> Text shown:
The models and the drawings of auxiliary scaffoldings and equipment needed during the construction of the cathedral have outlasted until our times in the Uffizi Museum in Florence. Brunelleschi F. designed many innovative and efficient construction machines, and he even designed, and his own expense, a barge (for which he was awarded with a patent) to convey heavy marbles on the Arno river [7]. We do not know the criterion for the choice of wood. It is known that they were designed sparingly, with a large knowledge of wood statics and features. Of interest is the opinion of another eminent creator of the Renaissance, Leone Battista Alberti, formulated on the occasion of the inauguration of the cathedral on 25 March 1436. Alberti L.B., full of admiration, wrote, “Whosoever could be so envious and unwilling so as not to praise Pippo, the architect, seeing here such an enormous structure, aerial, able to cover with its shadow all the peoples of Tuscany, made without the support of arch centres and a great amount of wood” [6].

In 324 AC, Emperor Constantine ordered the erection of the basilica in honour of Saint Peter in Rome. The building of the facility was started, the extension and improvement of which lasted for 1200 years when Michelangelo joined the project.

Basing on the sketches by Bramante D. (from 1505), he designed the basilica on the plan of the Greek cross, crowned in the centre by a dome having a double canopy. The Saint Peter’s Basilica in Rome was built in 1506–1626 in the shape known to us. The form and structure of the Basilica changed along with the architects striving for the expression of the papal prestige by the architecture. The work started by Bramante was finally determined by Michelangelo and its construction according to his concept was completed after his death. In 1588–1590, the masonry, two-shell dome of the Saint Peter’s basilica, having a diameter of 42.52 m and a height of 52.0 m, was created. The weight of the dome totals 6800.0 kg/m2 of its projection [8].

The domes of: the Diana Temple, the Pantheon, the Santa Maria del Fiore Cathedral, the Saint Peter’s Basilica, are characterized by an enormous weight of the shell and the structure. The accomplishment of such facilities was possible on the rocky soils of the southern Europe.

Proven scaffolding systems of wood were required for their construction. The constructing of resistant scaffoldings to maintain stone and brick structures contributed to the development of geometrically invariable wooden structural systems and statics of bar structures. An essential role was also played by the constructing of wooden models of the facilities projected, required by the founders. The ease of making wooden models of structures and the possibility to adjust the system in order to provide the geometrical invariability of the structure assisted the difficult investment process.

> Listed records:
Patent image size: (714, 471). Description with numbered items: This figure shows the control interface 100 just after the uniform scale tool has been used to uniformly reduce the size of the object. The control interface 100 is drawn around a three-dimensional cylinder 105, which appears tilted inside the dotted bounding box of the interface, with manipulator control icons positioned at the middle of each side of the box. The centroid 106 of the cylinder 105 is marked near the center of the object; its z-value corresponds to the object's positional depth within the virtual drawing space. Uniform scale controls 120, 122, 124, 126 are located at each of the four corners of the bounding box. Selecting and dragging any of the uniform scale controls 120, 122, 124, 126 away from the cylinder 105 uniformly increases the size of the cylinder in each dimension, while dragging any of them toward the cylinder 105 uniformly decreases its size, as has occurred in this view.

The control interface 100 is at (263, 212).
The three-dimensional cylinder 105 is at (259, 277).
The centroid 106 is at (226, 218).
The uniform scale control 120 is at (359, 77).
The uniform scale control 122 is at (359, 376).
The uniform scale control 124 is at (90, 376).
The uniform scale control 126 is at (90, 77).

> Required actions:
[A] Answer these questions from the passage on dome construction, one line each:
(i) In which museum are the models and drawings of the cathedral's scaffoldings and equipment kept?
(ii) What diameter does the passage give for the dome of Saint Peter's Basilica?
(iii) On what kind of soils does the passage say such heavy domes could be built?
[B] Write out the passage on dome construction from "Basing on the" to "its projection [8].".

> Final results:
[A]
(i) The Uffizi Museum in Florence.
(ii) 42.52 m.
(iii) The rocky soils of southern Europe.

[B]
Basing on the sketches by Bramante D. (from 1505), he designed the basilica on the plan of the Greek cross, crowned in the centre by a dome having a double canopy. The Saint Peter’s Basilica in Rome was built in 1506–1626 in the shape known to us. The form and structure of the Basilica changed along with the architects striving for the expression of the papal prestige by the architecture. The work started by Bramante was finally determined by Michelangelo and its construction according to his concept was completed after his death. In 1588–1590, the masonry, two-shell dome of the Saint Peter’s basilica, having a diameter of 42.52 m and a height of 52.0 m, was created. The weight of the dome totals 6800.0 kg/m2 of its projection [8].